══ Entries provided ══

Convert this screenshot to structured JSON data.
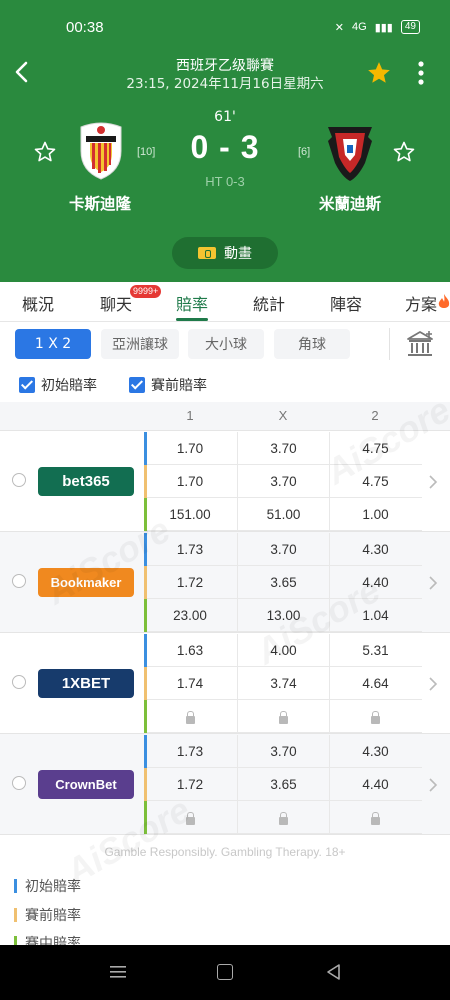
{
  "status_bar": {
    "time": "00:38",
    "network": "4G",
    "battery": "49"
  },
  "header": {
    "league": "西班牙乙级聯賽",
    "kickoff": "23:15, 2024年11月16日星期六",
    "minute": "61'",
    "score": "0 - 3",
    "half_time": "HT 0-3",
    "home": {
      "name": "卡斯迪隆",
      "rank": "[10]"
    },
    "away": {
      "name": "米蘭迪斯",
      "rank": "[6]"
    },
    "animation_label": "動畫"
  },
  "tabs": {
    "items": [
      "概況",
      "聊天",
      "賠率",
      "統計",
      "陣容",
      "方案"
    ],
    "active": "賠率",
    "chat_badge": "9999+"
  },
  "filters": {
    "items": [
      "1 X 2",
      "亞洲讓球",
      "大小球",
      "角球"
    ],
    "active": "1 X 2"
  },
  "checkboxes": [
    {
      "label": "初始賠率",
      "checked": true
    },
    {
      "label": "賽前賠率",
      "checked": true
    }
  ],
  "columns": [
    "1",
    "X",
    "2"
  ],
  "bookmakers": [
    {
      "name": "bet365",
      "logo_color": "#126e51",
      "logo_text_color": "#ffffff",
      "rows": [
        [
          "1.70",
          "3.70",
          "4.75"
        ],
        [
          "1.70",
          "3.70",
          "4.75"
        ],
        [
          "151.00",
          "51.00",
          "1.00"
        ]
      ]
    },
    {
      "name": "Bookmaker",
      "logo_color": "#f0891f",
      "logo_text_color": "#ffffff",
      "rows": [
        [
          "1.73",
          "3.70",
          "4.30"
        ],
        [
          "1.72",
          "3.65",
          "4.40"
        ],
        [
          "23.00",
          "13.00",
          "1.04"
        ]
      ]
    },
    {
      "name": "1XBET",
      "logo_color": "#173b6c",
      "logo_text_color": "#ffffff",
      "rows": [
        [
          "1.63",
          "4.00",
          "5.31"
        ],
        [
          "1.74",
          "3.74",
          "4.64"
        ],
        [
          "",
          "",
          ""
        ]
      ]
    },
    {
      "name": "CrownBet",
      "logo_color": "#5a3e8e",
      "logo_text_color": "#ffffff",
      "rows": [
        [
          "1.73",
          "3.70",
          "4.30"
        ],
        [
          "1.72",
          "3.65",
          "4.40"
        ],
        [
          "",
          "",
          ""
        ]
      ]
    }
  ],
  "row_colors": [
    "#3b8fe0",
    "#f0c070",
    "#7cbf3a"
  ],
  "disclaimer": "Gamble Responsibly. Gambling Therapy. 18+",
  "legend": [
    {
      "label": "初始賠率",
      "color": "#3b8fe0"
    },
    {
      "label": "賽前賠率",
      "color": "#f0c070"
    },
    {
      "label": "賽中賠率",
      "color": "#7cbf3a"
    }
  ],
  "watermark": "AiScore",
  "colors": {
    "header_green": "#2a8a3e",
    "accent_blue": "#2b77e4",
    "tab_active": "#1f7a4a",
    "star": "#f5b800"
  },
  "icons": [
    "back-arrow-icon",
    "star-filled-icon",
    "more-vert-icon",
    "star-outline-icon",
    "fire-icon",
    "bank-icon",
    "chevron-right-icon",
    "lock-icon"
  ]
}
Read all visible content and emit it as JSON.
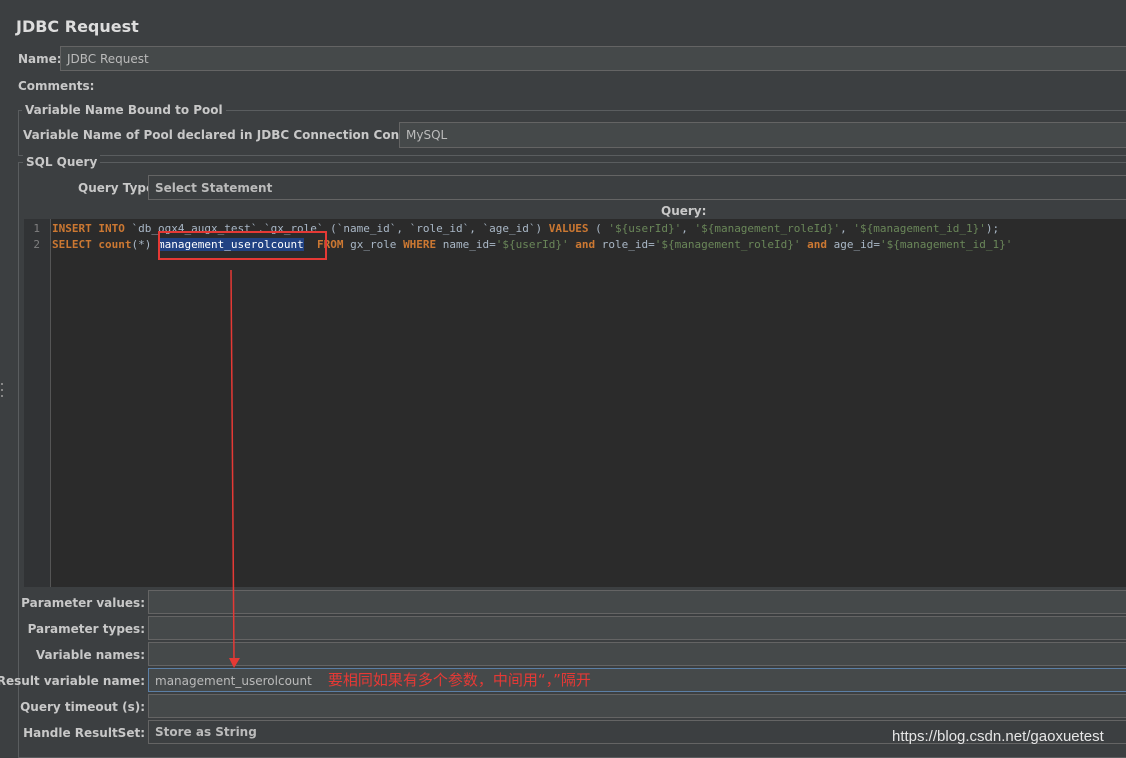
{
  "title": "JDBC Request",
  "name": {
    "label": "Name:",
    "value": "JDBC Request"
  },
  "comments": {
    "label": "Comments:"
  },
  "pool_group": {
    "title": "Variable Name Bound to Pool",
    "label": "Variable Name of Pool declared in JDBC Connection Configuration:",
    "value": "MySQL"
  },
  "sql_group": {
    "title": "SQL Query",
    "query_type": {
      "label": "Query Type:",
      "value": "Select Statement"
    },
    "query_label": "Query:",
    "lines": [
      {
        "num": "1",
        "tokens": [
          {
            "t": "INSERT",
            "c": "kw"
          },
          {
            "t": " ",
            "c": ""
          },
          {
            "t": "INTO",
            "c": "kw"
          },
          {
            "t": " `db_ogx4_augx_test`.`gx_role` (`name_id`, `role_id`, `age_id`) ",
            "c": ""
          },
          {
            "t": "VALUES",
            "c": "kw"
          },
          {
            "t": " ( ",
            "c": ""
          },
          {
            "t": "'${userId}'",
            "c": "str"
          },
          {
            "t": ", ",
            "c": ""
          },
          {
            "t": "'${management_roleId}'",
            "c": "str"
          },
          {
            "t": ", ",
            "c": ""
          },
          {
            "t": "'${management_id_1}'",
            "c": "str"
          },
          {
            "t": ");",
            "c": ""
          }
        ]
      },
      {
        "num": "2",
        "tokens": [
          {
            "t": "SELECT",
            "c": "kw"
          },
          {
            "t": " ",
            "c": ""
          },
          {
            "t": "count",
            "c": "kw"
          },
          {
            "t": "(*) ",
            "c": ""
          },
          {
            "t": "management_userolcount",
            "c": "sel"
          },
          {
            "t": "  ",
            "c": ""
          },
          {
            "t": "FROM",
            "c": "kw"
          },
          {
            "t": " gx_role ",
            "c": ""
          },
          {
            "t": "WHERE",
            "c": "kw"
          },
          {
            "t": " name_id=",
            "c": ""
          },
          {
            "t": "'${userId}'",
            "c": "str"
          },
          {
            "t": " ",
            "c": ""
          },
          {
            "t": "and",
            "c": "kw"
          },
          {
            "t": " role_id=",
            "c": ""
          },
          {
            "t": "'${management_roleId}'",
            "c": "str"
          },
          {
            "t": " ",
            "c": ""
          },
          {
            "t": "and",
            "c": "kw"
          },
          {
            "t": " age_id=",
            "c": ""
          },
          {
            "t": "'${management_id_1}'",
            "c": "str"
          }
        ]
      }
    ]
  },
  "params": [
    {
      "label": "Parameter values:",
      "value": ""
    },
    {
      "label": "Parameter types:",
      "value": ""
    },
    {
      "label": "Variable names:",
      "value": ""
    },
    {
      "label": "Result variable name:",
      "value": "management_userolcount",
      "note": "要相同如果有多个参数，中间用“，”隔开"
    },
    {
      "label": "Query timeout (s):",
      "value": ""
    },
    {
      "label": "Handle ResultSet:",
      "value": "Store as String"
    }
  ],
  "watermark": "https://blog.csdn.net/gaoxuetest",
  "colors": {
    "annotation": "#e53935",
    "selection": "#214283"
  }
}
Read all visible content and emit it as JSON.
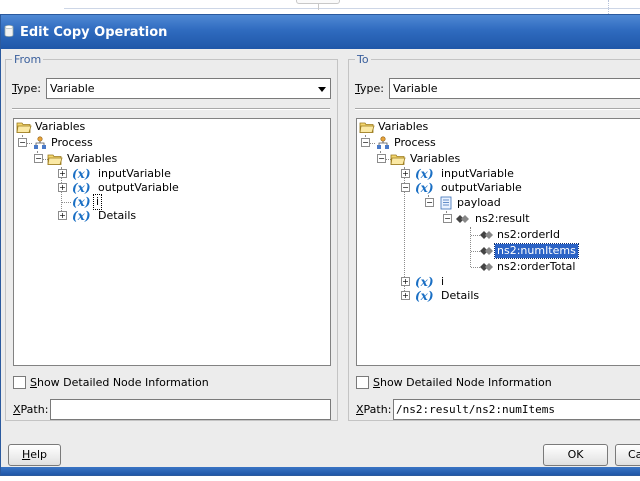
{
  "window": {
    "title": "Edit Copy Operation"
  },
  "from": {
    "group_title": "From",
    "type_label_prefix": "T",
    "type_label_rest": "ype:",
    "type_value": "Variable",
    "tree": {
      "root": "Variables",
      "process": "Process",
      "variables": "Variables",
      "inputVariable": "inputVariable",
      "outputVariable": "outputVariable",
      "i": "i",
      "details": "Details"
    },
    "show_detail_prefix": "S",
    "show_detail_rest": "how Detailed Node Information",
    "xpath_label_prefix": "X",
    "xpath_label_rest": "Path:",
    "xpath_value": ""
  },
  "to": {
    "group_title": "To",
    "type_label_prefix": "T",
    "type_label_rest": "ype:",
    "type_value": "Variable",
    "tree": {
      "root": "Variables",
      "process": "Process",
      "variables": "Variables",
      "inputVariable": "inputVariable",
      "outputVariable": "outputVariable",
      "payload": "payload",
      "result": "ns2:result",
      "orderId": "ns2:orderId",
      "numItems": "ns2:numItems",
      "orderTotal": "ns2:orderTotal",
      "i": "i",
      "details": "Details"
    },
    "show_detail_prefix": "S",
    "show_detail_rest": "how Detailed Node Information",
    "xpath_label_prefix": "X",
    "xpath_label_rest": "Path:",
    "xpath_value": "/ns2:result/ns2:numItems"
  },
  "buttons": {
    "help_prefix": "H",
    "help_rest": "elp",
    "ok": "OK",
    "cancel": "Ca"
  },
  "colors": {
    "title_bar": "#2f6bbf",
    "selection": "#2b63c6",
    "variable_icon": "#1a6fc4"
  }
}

═══

▶ Directive
Copy the data exactly. Any picture it contains is to be omitted.

▶ Reply to the exercise
Convert this screenshot to structured JSON data.
{
  "status_bar": {
    "time": "00:38",
    "network": "4G",
    "battery": "49"
  },
  "header": {
    "league": "西班牙乙级聯賽",
    "kickoff": "23:15, 2024年11月16日星期六",
    "minute": "61'",
    "score": "0 - 3",
    "half_time": "HT 0-3",
    "home": {
      "name": "卡斯迪隆",
      "rank": "[10]"
    },
    "away": {
      "name": "米蘭迪斯",
      "rank": "[6]"
    },
    "animation_label": "動畫"
  },
  "tabs": {
    "items": [
      "概況",
      "聊天",
      "賠率",
      "統計",
      "陣容",
      "方案"
    ],
    "active": "賠率",
    "chat_badge": "9999+"
  },
  "filters": {
    "items": [
      "1 X 2",
      "亞洲讓球",
      "大小球",
      "角球"
    ],
    "active": "1 X 2"
  },
  "checkboxes": [
    {
      "label": "初始賠率",
      "checked": true
    },
    {
      "label": "賽前賠率",
      "checked": true
    }
  ],
  "columns": [
    "1",
    "X",
    "2"
  ],
  "bookmakers": [
    {
      "name": "bet365",
      "logo_color": "#126e51",
      "logo_text_color": "#ffffff",
      "rows": [
        [
          "1.70",
          "3.70",
          "4.75"
        ],
        [
          "1.70",
          "3.70",
          "4.75"
        ],
        [
          "151.00",
          "51.00",
          "1.00"
        ]
      ]
    },
    {
      "name": "Bookmaker",
      "logo_color": "#f0891f",
      "logo_text_color": "#ffffff",
      "rows": [
        [
          "1.73",
          "3.70",
          "4.30"
        ],
        [
          "1.72",
          "3.65",
          "4.40"
        ],
        [
          "23.00",
          "13.00",
          "1.04"
        ]
      ]
    },
    {
      "name": "1XBET",
      "logo_color": "#173b6c",
      "logo_text_color": "#ffffff",
      "rows": [
        [
          "1.63",
          "4.00",
          "5.31"
        ],
        [
          "1.74",
          "3.74",
          "4.64"
        ],
        [
          "",
          "",
          ""
        ]
      ]
    },
    {
      "name": "CrownBet",
      "logo_color": "#5a3e8e",
      "logo_text_color": "#ffffff",
      "rows": [
        [
          "1.73",
          "3.70",
          "4.30"
        ],
        [
          "1.72",
          "3.65",
          "4.40"
        ],
        [
          "",
          "",
          ""
        ]
      ]
    }
  ],
  "row_colors": [
    "#3b8fe0",
    "#f0c070",
    "#7cbf3a"
  ],
  "disclaimer": "Gamble Responsibly. Gambling Therapy. 18+",
  "legend": [
    {
      "label": "初始賠率",
      "color": "#3b8fe0"
    },
    {
      "label": "賽前賠率",
      "color": "#f0c070"
    },
    {
      "label": "賽中賠率",
      "color": "#7cbf3a"
    }
  ],
  "watermark": "AiScore",
  "colors": {
    "header_green": "#2a8a3e",
    "accent_blue": "#2b77e4",
    "tab_active": "#1f7a4a",
    "star": "#f5b800"
  },
  "icons": [
    "back-arrow-icon",
    "star-filled-icon",
    "more-vert-icon",
    "star-outline-icon",
    "fire-icon",
    "bank-icon",
    "chevron-right-icon",
    "lock-icon"
  ]
}
Read all visible content and emit it as JSON.
{
  "title": "JDBC Request",
  "name": {
    "label": "Name:",
    "value": "JDBC Request"
  },
  "comments": {
    "label": "Comments:"
  },
  "pool_group": {
    "title": "Variable Name Bound to Pool",
    "label": "Variable Name of Pool declared in JDBC Connection Configuration:",
    "value": "MySQL"
  },
  "sql_group": {
    "title": "SQL Query",
    "query_type": {
      "label": "Query Type:",
      "value": "Select Statement"
    },
    "query_label": "Query:",
    "lines": [
      {
        "num": "1",
        "tokens": [
          {
            "t": "INSERT",
            "c": "kw"
          },
          {
            "t": " ",
            "c": ""
          },
          {
            "t": "INTO",
            "c": "kw"
          },
          {
            "t": " `db_ogx4_augx_test`.`gx_role` (`name_id`, `role_id`, `age_id`) ",
            "c": ""
          },
          {
            "t": "VALUES",
            "c": "kw"
          },
          {
            "t": " ( ",
            "c": ""
          },
          {
            "t": "'${userId}'",
            "c": "str"
          },
          {
            "t": ", ",
            "c": ""
          },
          {
            "t": "'${management_roleId}'",
            "c": "str"
          },
          {
            "t": ", ",
            "c": ""
          },
          {
            "t": "'${management_id_1}'",
            "c": "str"
          },
          {
            "t": ");",
            "c": ""
          }
        ]
      },
      {
        "num": "2",
        "tokens": [
          {
            "t": "SELECT",
            "c": "kw"
          },
          {
            "t": " ",
            "c": ""
          },
          {
            "t": "count",
            "c": "kw"
          },
          {
            "t": "(*) ",
            "c": ""
          },
          {
            "t": "management_userolcount",
            "c": "sel"
          },
          {
            "t": "  ",
            "c": ""
          },
          {
            "t": "FROM",
            "c": "kw"
          },
          {
            "t": " gx_role ",
            "c": ""
          },
          {
            "t": "WHERE",
            "c": "kw"
          },
          {
            "t": " name_id=",
            "c": ""
          },
          {
            "t": "'${userId}'",
            "c": "str"
          },
          {
            "t": " ",
            "c": ""
          },
          {
            "t": "and",
            "c": "kw"
          },
          {
            "t": " role_id=",
            "c": ""
          },
          {
            "t": "'${management_roleId}'",
            "c": "str"
          },
          {
            "t": " ",
            "c": ""
          },
          {
            "t": "and",
            "c": "kw"
          },
          {
            "t": " age_id=",
            "c": ""
          },
          {
            "t": "'${management_id_1}'",
            "c": "str"
          }
        ]
      }
    ]
  },
  "params": [
    {
      "label": "Parameter values:",
      "value": ""
    },
    {
      "label": "Parameter types:",
      "value": ""
    },
    {
      "label": "Variable names:",
      "value": ""
    },
    {
      "label": "Result variable name:",
      "value": "management_userolcount",
      "note": "要相同如果有多个参数，中间用“，”隔开"
    },
    {
      "label": "Query timeout (s):",
      "value": ""
    },
    {
      "label": "Handle ResultSet:",
      "value": "Store as String"
    }
  ],
  "watermark": "https://blog.csdn.net/gaoxuetest",
  "colors": {
    "annotation": "#e53935",
    "selection": "#214283"
  }
}
Read all visible content and emit it as JSON.
{
  "window": {
    "title": "Edit Copy Operation"
  },
  "from": {
    "group_title": "From",
    "type_label_prefix": "T",
    "type_label_rest": "ype:",
    "type_value": "Variable",
    "tree": {
      "root": "Variables",
      "process": "Process",
      "variables": "Variables",
      "inputVariable": "inputVariable",
      "outputVariable": "outputVariable",
      "i": "i",
      "details": "Details"
    },
    "show_detail_prefix": "S",
    "show_detail_rest": "how Detailed Node Information",
    "xpath_label_prefix": "X",
    "xpath_label_rest": "Path:",
    "xpath_value": ""
  },
  "to": {
    "group_title": "To",
    "type_label_prefix": "T",
    "type_label_rest": "ype:",
    "type_value": "Variable",
    "tree": {
      "root": "Variables",
      "process": "Process",
      "variables": "Variables",
      "inputVariable": "inputVariable",
      "outputVariable": "outputVariable",
      "payload": "payload",
      "result": "ns2:result",
      "orderId": "ns2:orderId",
      "numItems": "ns2:numItems",
      "orderTotal": "ns2:orderTotal",
      "i": "i",
      "details": "Details"
    },
    "show_detail_prefix": "S",
    "show_detail_rest": "how Detailed Node Information",
    "xpath_label_prefix": "X",
    "xpath_label_rest": "Path:",
    "xpath_value": "/ns2:result/ns2:numItems"
  },
  "buttons": {
    "help_prefix": "H",
    "help_rest": "elp",
    "ok": "OK",
    "cancel": "Ca"
  },
  "colors": {
    "title_bar": "#2f6bbf",
    "selection": "#2b63c6",
    "variable_icon": "#1a6fc4"
  }
}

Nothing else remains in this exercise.